___ Task inputs

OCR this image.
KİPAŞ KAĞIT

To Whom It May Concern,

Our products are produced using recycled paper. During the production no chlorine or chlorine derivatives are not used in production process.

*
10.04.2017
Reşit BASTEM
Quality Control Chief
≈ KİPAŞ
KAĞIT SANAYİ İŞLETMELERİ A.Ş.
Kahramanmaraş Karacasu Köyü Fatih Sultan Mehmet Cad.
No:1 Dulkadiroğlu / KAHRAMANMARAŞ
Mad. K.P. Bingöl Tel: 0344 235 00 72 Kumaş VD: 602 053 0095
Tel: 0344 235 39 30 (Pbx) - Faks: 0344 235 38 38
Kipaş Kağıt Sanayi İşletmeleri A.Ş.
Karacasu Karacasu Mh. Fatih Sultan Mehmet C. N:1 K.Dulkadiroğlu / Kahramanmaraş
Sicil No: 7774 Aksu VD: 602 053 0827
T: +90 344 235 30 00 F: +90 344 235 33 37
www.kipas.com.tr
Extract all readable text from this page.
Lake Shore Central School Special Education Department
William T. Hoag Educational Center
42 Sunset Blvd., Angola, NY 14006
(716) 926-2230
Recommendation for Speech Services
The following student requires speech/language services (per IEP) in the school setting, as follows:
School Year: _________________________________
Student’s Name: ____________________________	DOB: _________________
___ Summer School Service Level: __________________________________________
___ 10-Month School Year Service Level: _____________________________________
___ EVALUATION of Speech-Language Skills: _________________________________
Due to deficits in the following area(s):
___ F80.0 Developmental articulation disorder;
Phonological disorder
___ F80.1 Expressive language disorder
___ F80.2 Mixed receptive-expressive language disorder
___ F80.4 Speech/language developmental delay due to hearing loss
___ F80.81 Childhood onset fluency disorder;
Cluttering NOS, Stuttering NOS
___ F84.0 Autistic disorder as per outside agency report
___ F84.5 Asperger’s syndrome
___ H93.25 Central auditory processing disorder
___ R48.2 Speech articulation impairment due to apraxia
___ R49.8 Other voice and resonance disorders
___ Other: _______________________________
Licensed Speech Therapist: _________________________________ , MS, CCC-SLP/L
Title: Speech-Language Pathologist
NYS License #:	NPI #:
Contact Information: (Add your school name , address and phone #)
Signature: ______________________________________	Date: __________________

______

**What the exercise asks:**
Copy out each line exactly as written.

**Answer to the problem:**
OCR this image.
KİPAŞ KAĞIT

To Whom It May Concern,

Our products are produced using recycled paper. During the production no chlorine or chlorine derivatives are not used in production process.

*
10.04.2017
Reşit BASTEM
Quality Control Chief
≈ KİPAŞ
KAĞIT SANAYİ İŞLETMELERİ A.Ş.
Kahramanmaraş Karacasu Köyü Fatih Sultan Mehmet Cad.
No:1 Dulkadiroğlu / KAHRAMANMARAŞ
Mad. K.P. Bingöl Tel: 0344 235 00 72 Kumaş VD: 602 053 0095
Tel: 0344 235 39 30 (Pbx) - Faks: 0344 235 38 38
Kipaş Kağıt Sanayi İşletmeleri A.Ş.
Karacasu Karacasu Mh. Fatih Sultan Mehmet C. N:1 K.Dulkadiroğlu / Kahramanmaraş
Sicil No: 7774 Aksu VD: 602 053 0827
T: +90 344 235 30 00 F: +90 344 235 33 37
www.kipas.com.tr
Extract all readable text from this page.
Lake Shore Central School Special Education Department
William T. Hoag Educational Center
42 Sunset Blvd., Angola, NY 14006
(716) 926-2230
Recommendation for Speech Services
The following student requires speech/language services (per IEP) in the school setting, as follows:
School Year: _________________________________
Student’s Name: ____________________________	DOB: _________________
___ Summer School Service Level: __________________________________________
___ 10-Month School Year Service Level: _____________________________________
___ EVALUATION of Speech-Language Skills: _________________________________
Due to deficits in the following area(s):
___ F80.0 Developmental articulation disorder;
Phonological disorder
___ F80.1 Expressive language disorder
___ F80.2 Mixed receptive-expressive language disorder
___ F80.4 Speech/language developmental delay due to hearing loss
___ F80.81 Childhood onset fluency disorder;
Cluttering NOS, Stuttering NOS
___ F84.0 Autistic disorder as per outside agency report
___ F84.5 Asperger’s syndrome
___ H93.25 Central auditory processing disorder
___ R48.2 Speech articulation impairment due to apraxia
___ R49.8 Other voice and resonance disorders
___ Other: _______________________________
Licensed Speech Therapist: _________________________________ , MS, CCC-SLP/L
Title: Speech-Language Pathologist
NYS License #:	NPI #:
Contact Information: (Add your school name , address and phone #)
Signature: ______________________________________	Date: __________________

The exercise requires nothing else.